▼▼▼

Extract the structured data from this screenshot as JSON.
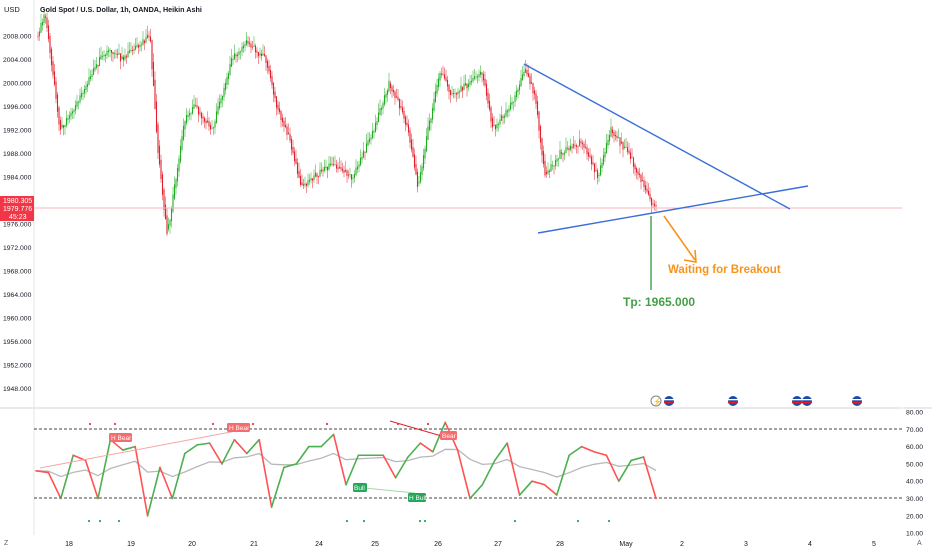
{
  "header": {
    "currency": "USD",
    "title": "Gold Spot / U.S. Dollar, 1h, OANDA, Heikin Ashi"
  },
  "price_badges": {
    "top": "1980.305",
    "mid": "1979.776",
    "timer": "45:23"
  },
  "price_axis": {
    "ticks": [
      "2008.000",
      "2004.000",
      "2000.000",
      "1996.000",
      "1992.000",
      "1988.000",
      "1984.000",
      "1980.000",
      "1976.000",
      "1972.000",
      "1968.000",
      "1964.000",
      "1960.000",
      "1956.000",
      "1952.000",
      "1948.000"
    ]
  },
  "osc_axis": {
    "ticks": [
      "80.00",
      "70.00",
      "60.00",
      "50.00",
      "40.00",
      "30.00",
      "20.00",
      "10.00"
    ]
  },
  "time_axis": {
    "ticks": [
      "18",
      "19",
      "20",
      "21",
      "24",
      "25",
      "26",
      "27",
      "28",
      "May",
      "2",
      "3",
      "4",
      "5"
    ]
  },
  "annotations": {
    "breakout": "Waiting for Breakout",
    "tp": "Tp: 1965.000"
  },
  "divergence_labels": {
    "h_bear_1": "H Bear",
    "h_bear_2": "H Bear",
    "bear": "Bear",
    "bull": "Bull",
    "h_bull": "H Bull"
  },
  "corner_labels": {
    "z": "Z",
    "a": "A"
  },
  "colors": {
    "up": "#26a69a",
    "up_bright": "#22ab22",
    "down": "#e0202c",
    "trendline": "#3a6fd8",
    "annotation_orange": "#f7931e",
    "tp_green": "#43a047",
    "price_badge": "#f23645",
    "osc_up": "#4caf50",
    "osc_down": "#ff5252"
  },
  "chart_data": {
    "type": "candlestick",
    "title": "Gold Spot / U.S. Dollar, 1h, OANDA, Heikin Ashi",
    "ylim": [
      1945,
      2012
    ],
    "x": [
      "18",
      "19",
      "20",
      "21",
      "24",
      "25",
      "26",
      "27",
      "28",
      "May"
    ],
    "series": [
      {
        "name": "Gold Spot / U.S. Dollar",
        "close_approx": [
          2008,
          2012,
          1992,
          2004,
          1990,
          1984,
          2002,
          1996,
          2006,
          1987,
          1996,
          1980,
          1992,
          1994,
          2004,
          1996,
          2009,
          2002,
          2002,
          1984,
          1990,
          1992,
          2000,
          1996,
          2002,
          1992,
          2001,
          1996,
          2001,
          1985,
          1990,
          1993,
          1986,
          1990,
          1990,
          1979,
          1980
        ]
      }
    ],
    "annotations": [
      {
        "text": "Waiting for Breakout"
      },
      {
        "text": "Tp: 1965.000",
        "value": 1965.0
      }
    ],
    "oscillator": {
      "ylim": [
        10,
        80
      ],
      "levels": [
        70,
        30
      ],
      "series": [
        {
          "values": [
            46,
            45,
            30,
            55,
            52,
            30,
            64,
            58,
            60,
            20,
            48,
            30,
            56,
            61,
            62,
            50,
            64,
            56,
            64,
            25,
            48,
            50,
            60,
            60,
            67,
            38,
            55,
            55,
            55,
            42,
            54,
            62,
            57,
            74,
            58,
            30,
            38,
            52,
            62,
            32,
            40,
            38,
            32,
            55,
            60,
            57,
            55,
            40,
            52,
            54,
            30
          ]
        }
      ]
    }
  }
}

▲▲▲

*SET PROBLEM*
Determine how many lines in the listing above hold the word "Breakout", answering with the number only.

*OUTPUT FOR THIS TASK*
2